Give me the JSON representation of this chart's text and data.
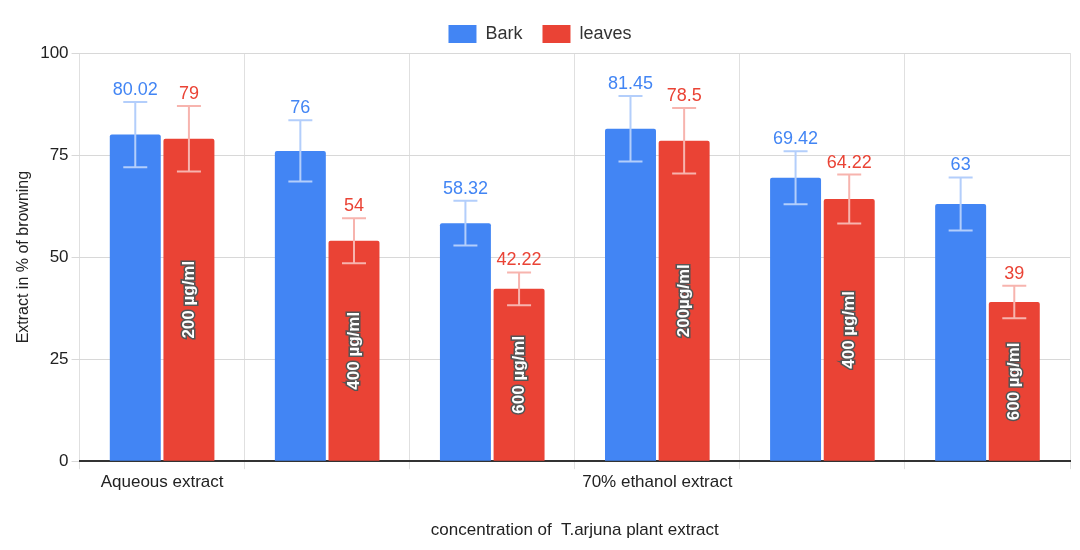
{
  "chart_data": {
    "type": "bar",
    "categories": [
      "Aqueous extract",
      null,
      null,
      "70% ethanol extract",
      null,
      null
    ],
    "series": [
      {
        "name": "Bark",
        "color": "#4285f4",
        "values": [
          80.02,
          76,
          58.32,
          81.45,
          69.42,
          63
        ],
        "errors": [
          8,
          7.5,
          5.5,
          8,
          6.5,
          6.5
        ]
      },
      {
        "name": "leaves",
        "color": "#ea4335",
        "values": [
          79,
          54,
          42.22,
          78.5,
          64.22,
          39
        ],
        "errors": [
          8,
          5.5,
          4,
          8,
          6,
          4
        ]
      }
    ],
    "xlabel": "concentration of  T.arjuna plant extract",
    "ylabel": "Extract in % of browning",
    "annotations": [
      "200 µg/ml",
      "400 µg/ml",
      "600 µg/ml",
      "200µg/ml",
      "400 µg/ml",
      "600 µg/ml"
    ],
    "ylim": [
      0,
      100
    ],
    "yticks": [
      0,
      25,
      50,
      75,
      100
    ],
    "grid": true,
    "legend": "top",
    "data_labels": true
  }
}
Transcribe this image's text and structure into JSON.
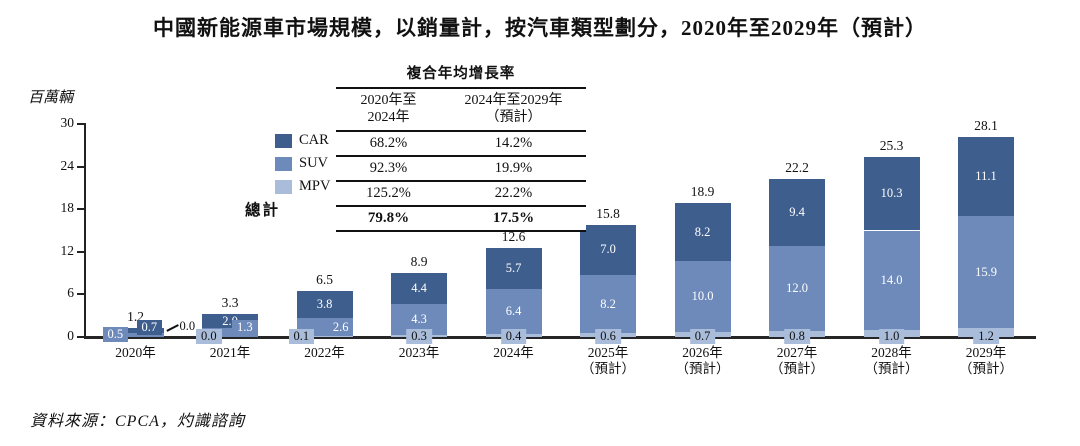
{
  "title": "中國新能源車市場規模，以銷量計，按汽車類型劃分，2020年至2029年（預計）",
  "y_axis_label": "百萬輛",
  "legend": [
    {
      "label": "CAR",
      "color": "#3e5e8e"
    },
    {
      "label": "SUV",
      "color": "#6d8aba"
    },
    {
      "label": "MPV",
      "color": "#a9bcd9"
    }
  ],
  "total_label": "總計",
  "cagr_table": {
    "title": "複合年均增長率",
    "col1_header": "2020年至\n2024年",
    "col2_header": "2024年至2029年\n（預計）",
    "rows": [
      {
        "c1": "68.2%",
        "c2": "14.2%"
      },
      {
        "c1": "92.3%",
        "c2": "19.9%"
      },
      {
        "c1": "125.2%",
        "c2": "22.2%"
      }
    ],
    "total_row": {
      "c1": "79.8%",
      "c2": "17.5%"
    }
  },
  "source": "資料來源：CPCA，灼識諮詢",
  "chart_data": {
    "type": "bar",
    "stacked": true,
    "title": "中國新能源車市場規模，以銷量計，按汽車類型劃分，2020年至2029年（預計）",
    "ylabel": "百萬輛",
    "ylim": [
      0,
      30
    ],
    "yticks": [
      0,
      6,
      12,
      18,
      24,
      30
    ],
    "grid": false,
    "legend_position": "upper-left",
    "stack_order_bottom_to_top": [
      "MPV",
      "SUV",
      "CAR"
    ],
    "categories": [
      "2020年",
      "2021年",
      "2022年",
      "2023年",
      "2024年",
      "2025年\n（預計）",
      "2026年\n（預計）",
      "2027年\n（預計）",
      "2028年\n（預計）",
      "2029年\n（預計）"
    ],
    "series": [
      {
        "name": "CAR",
        "color": "#3e5e8e",
        "values": [
          0.7,
          2.0,
          3.8,
          4.4,
          5.7,
          7.0,
          8.2,
          9.4,
          10.3,
          11.1
        ]
      },
      {
        "name": "SUV",
        "color": "#6d8aba",
        "values": [
          0.5,
          1.3,
          2.6,
          4.3,
          6.4,
          8.2,
          10.0,
          12.0,
          14.0,
          15.9
        ]
      },
      {
        "name": "MPV",
        "color": "#a9bcd9",
        "values": [
          0.0,
          0.0,
          0.1,
          0.3,
          0.4,
          0.6,
          0.7,
          0.8,
          1.0,
          1.2
        ]
      }
    ],
    "totals": [
      1.2,
      3.3,
      6.5,
      8.9,
      12.6,
      15.8,
      18.9,
      22.2,
      25.3,
      28.1
    ]
  }
}
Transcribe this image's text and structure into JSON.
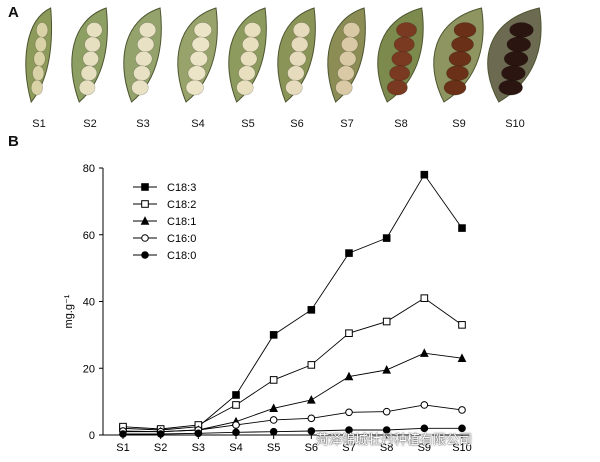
{
  "panels": {
    "a": "A",
    "b": "B"
  },
  "pods": [
    "S1",
    "S2",
    "S3",
    "S4",
    "S5",
    "S6",
    "S7",
    "S8",
    "S9",
    "S10"
  ],
  "pod_colors": {
    "S1": {
      "seed": "#d9d2a6",
      "pod": "#8c9a5a"
    },
    "S2": {
      "seed": "#e6dfc0",
      "pod": "#8d9f63"
    },
    "S3": {
      "seed": "#e9e1c4",
      "pod": "#93a36b"
    },
    "S4": {
      "seed": "#ece4c6",
      "pod": "#97a36b"
    },
    "S5": {
      "seed": "#e8dfbf",
      "pod": "#8d9b5e"
    },
    "S6": {
      "seed": "#e6dcbd",
      "pod": "#8a9457"
    },
    "S7": {
      "seed": "#d9c9a4",
      "pod": "#8b8d54"
    },
    "S8": {
      "seed": "#7a3a22",
      "pod": "#7d8a4d"
    },
    "S9": {
      "seed": "#6a3018",
      "pod": "#8e9560"
    },
    "S10": {
      "seed": "#2a1510",
      "pod": "#6d6a52"
    }
  },
  "watermark": "菏泽锦城牡丹种植有限公司",
  "chart_data": {
    "type": "line",
    "ylabel": "mg.g⁻¹",
    "xlabel": "",
    "title": "",
    "categories": [
      "S1",
      "S2",
      "S3",
      "S4",
      "S5",
      "S6",
      "S7",
      "S8",
      "S9",
      "S10"
    ],
    "ylim": [
      0,
      80
    ],
    "yticks": [
      0,
      20,
      40,
      60,
      80
    ],
    "grid": false,
    "legend_position": "top-left",
    "series": [
      {
        "name": "C18:3",
        "marker": "square-filled",
        "values": [
          2,
          1.5,
          2.5,
          12,
          30,
          37.5,
          54.5,
          59,
          78,
          62
        ]
      },
      {
        "name": "C18:2",
        "marker": "square-open",
        "values": [
          2.5,
          1.8,
          3,
          9,
          16.5,
          21,
          30.5,
          34,
          41,
          33
        ]
      },
      {
        "name": "C18:1",
        "marker": "triangle-filled",
        "values": [
          1,
          1,
          1.5,
          4,
          8,
          10.5,
          17.5,
          19.5,
          24.5,
          23
        ]
      },
      {
        "name": "C16:0",
        "marker": "circle-open",
        "values": [
          1.2,
          1,
          1.5,
          3,
          4.5,
          5,
          6.8,
          7,
          9,
          7.5
        ]
      },
      {
        "name": "C18:0",
        "marker": "circle-filled",
        "values": [
          0.3,
          0.3,
          0.5,
          0.8,
          1,
          1.2,
          1.5,
          1.5,
          2,
          2
        ]
      }
    ]
  }
}
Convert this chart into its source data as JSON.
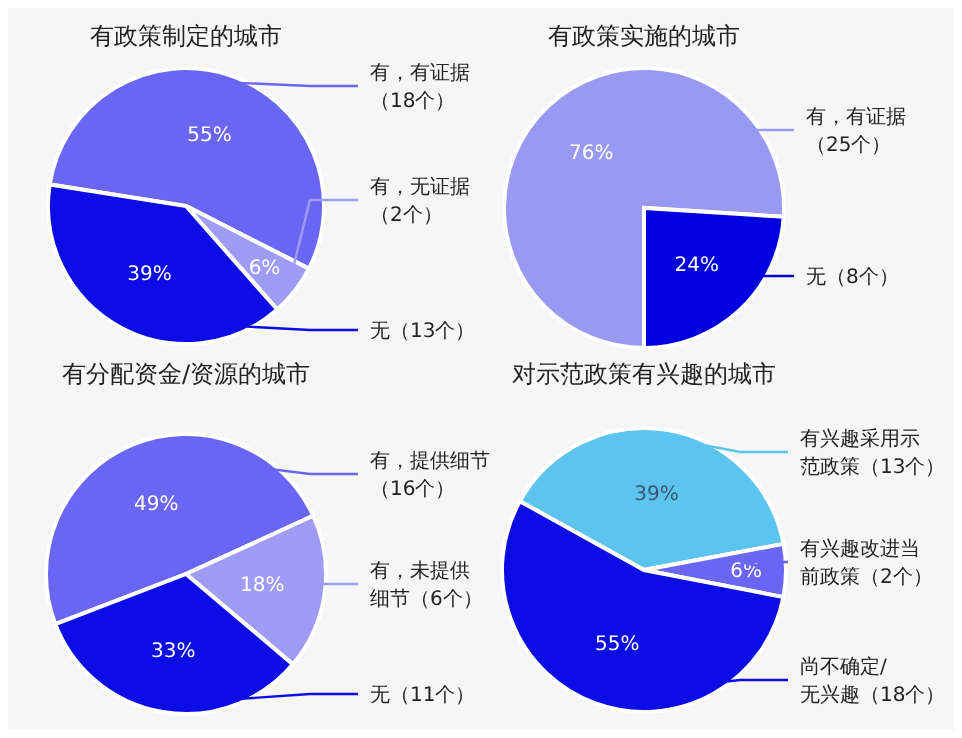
{
  "chart_data": [
    {
      "type": "pie",
      "title": "有政策制定的城市",
      "categories": [
        "有，有证据（18个）",
        "有，无证据（2个）",
        "无（13个）"
      ],
      "values": [
        55,
        6,
        39
      ],
      "value_labels": [
        "55%",
        "6%",
        "39%"
      ],
      "colors": [
        "#6a66f4",
        "#9e9cf4",
        "#0c0ce6"
      ]
    },
    {
      "type": "pie",
      "title": "有政策实施的城市",
      "categories": [
        "有，有证据（25个）",
        "无（8个）"
      ],
      "values": [
        76,
        24
      ],
      "value_labels": [
        "76%",
        "24%"
      ],
      "colors": [
        "#9a99f2",
        "#0000e0"
      ]
    },
    {
      "type": "pie",
      "title": "有分配资金/资源的城市",
      "categories": [
        "有，提供细节（16个）",
        "有，未提供细节（6个）",
        "无（11个）"
      ],
      "values": [
        49,
        18,
        33
      ],
      "value_labels": [
        "49%",
        "18%",
        "33%"
      ],
      "colors": [
        "#6a66f4",
        "#9e9cf4",
        "#0c0ce6"
      ]
    },
    {
      "type": "pie",
      "title": "对示范政策有兴趣的城市",
      "categories": [
        "有兴趣采用示范政策（13个）",
        "有兴趣改进当前政策（2个）",
        "尚不确定/无兴趣（18个）"
      ],
      "values": [
        39,
        6,
        55
      ],
      "value_labels": [
        "39%",
        "6%",
        "55%"
      ],
      "colors": [
        "#5cc4ee",
        "#6a66f4",
        "#0c0ce6"
      ]
    }
  ]
}
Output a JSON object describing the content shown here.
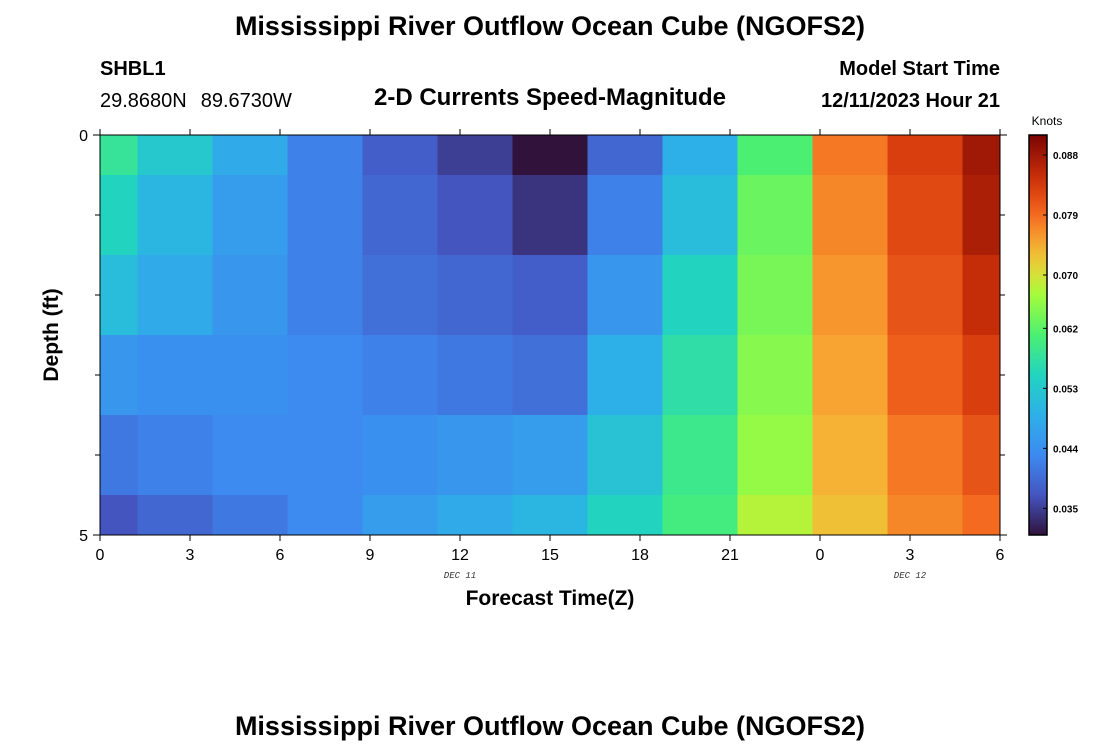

Your task: Retype the records above exactly, starting at the line that contains "Convert this chart" and going through the last line, and leave out any pictures.

Answer:
Convert this chart into its source data as JSON.
{
  "chart_data": [
    {
      "type": "pie",
      "title": "有政策制定的城市",
      "categories": [
        "有，有证据（18个）",
        "有，无证据（2个）",
        "无（13个）"
      ],
      "values": [
        55,
        6,
        39
      ],
      "value_labels": [
        "55%",
        "6%",
        "39%"
      ],
      "colors": [
        "#6a66f4",
        "#9e9cf4",
        "#0c0ce6"
      ]
    },
    {
      "type": "pie",
      "title": "有政策实施的城市",
      "categories": [
        "有，有证据（25个）",
        "无（8个）"
      ],
      "values": [
        76,
        24
      ],
      "value_labels": [
        "76%",
        "24%"
      ],
      "colors": [
        "#9a99f2",
        "#0000e0"
      ]
    },
    {
      "type": "pie",
      "title": "有分配资金/资源的城市",
      "categories": [
        "有，提供细节（16个）",
        "有，未提供细节（6个）",
        "无（11个）"
      ],
      "values": [
        49,
        18,
        33
      ],
      "value_labels": [
        "49%",
        "18%",
        "33%"
      ],
      "colors": [
        "#6a66f4",
        "#9e9cf4",
        "#0c0ce6"
      ]
    },
    {
      "type": "pie",
      "title": "对示范政策有兴趣的城市",
      "categories": [
        "有兴趣采用示范政策（13个）",
        "有兴趣改进当前政策（2个）",
        "尚不确定/无兴趣（18个）"
      ],
      "values": [
        39,
        6,
        55
      ],
      "value_labels": [
        "39%",
        "6%",
        "55%"
      ],
      "colors": [
        "#5cc4ee",
        "#6a66f4",
        "#0c0ce6"
      ]
    }
  ]
}
Output a JSON object describing the content shown here.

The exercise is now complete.